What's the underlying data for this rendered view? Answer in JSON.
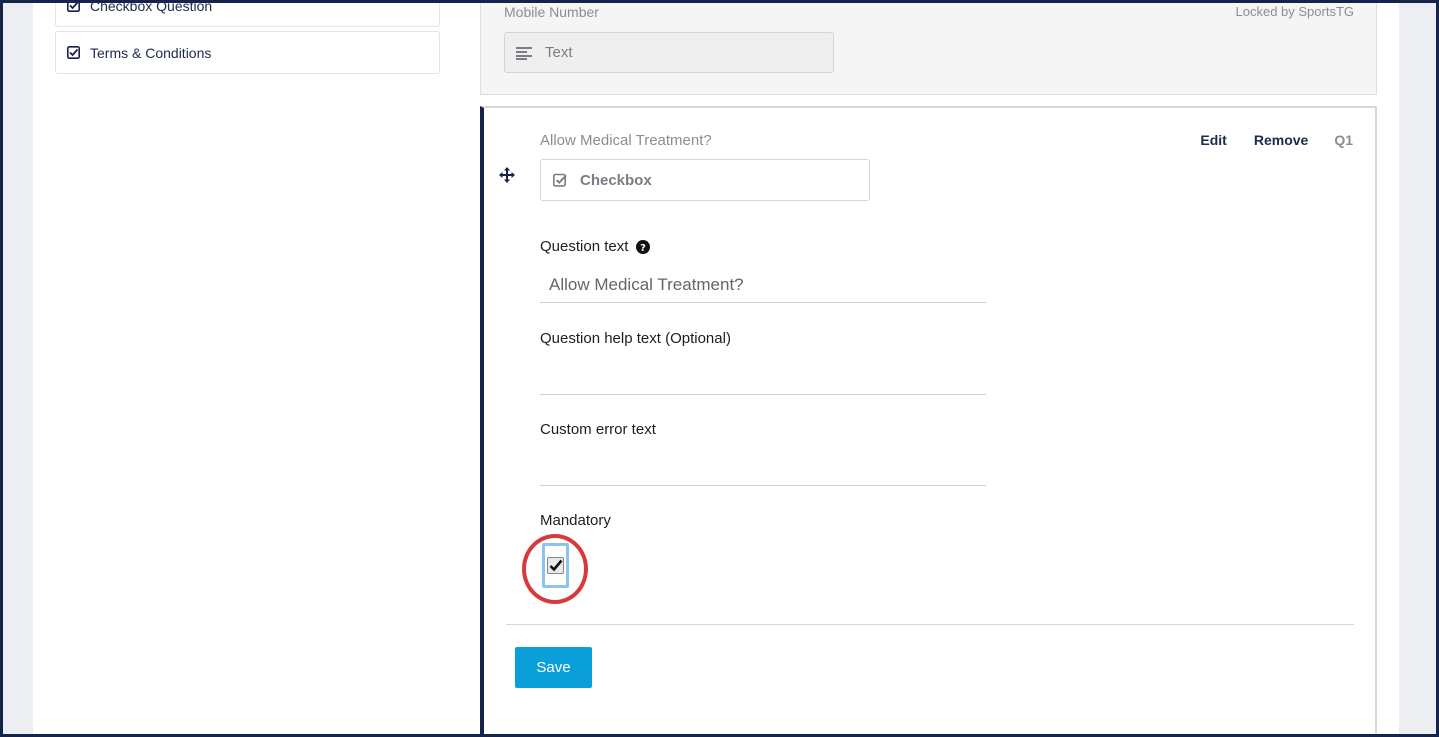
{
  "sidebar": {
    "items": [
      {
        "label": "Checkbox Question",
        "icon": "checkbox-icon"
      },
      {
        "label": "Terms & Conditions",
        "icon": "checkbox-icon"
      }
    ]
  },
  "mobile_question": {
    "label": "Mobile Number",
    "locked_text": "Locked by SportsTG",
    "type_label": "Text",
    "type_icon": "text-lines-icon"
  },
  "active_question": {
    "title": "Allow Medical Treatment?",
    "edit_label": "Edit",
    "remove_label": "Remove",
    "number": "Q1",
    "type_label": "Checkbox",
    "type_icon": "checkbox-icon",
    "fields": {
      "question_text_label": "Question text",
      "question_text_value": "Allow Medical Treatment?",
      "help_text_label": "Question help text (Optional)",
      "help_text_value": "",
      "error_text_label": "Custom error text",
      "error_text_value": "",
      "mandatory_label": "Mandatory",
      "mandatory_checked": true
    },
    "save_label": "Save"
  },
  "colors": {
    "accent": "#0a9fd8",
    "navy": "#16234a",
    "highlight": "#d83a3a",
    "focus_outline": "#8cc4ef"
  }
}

··········

Without the pictures, transcribe the listing above exactly.

__Task response__
What's the underlying data for this rendered view? Answer in JSON.
{
  "sidebar": {
    "items": [
      {
        "label": "Checkbox Question",
        "icon": "checkbox-icon"
      },
      {
        "label": "Terms & Conditions",
        "icon": "checkbox-icon"
      }
    ]
  },
  "mobile_question": {
    "label": "Mobile Number",
    "locked_text": "Locked by SportsTG",
    "type_label": "Text",
    "type_icon": "text-lines-icon"
  },
  "active_question": {
    "title": "Allow Medical Treatment?",
    "edit_label": "Edit",
    "remove_label": "Remove",
    "number": "Q1",
    "type_label": "Checkbox",
    "type_icon": "checkbox-icon",
    "fields": {
      "question_text_label": "Question text",
      "question_text_value": "Allow Medical Treatment?",
      "help_text_label": "Question help text (Optional)",
      "help_text_value": "",
      "error_text_label": "Custom error text",
      "error_text_value": "",
      "mandatory_label": "Mandatory",
      "mandatory_checked": true
    },
    "save_label": "Save"
  },
  "colors": {
    "accent": "#0a9fd8",
    "navy": "#16234a",
    "highlight": "#d83a3a",
    "focus_outline": "#8cc4ef"
  }
}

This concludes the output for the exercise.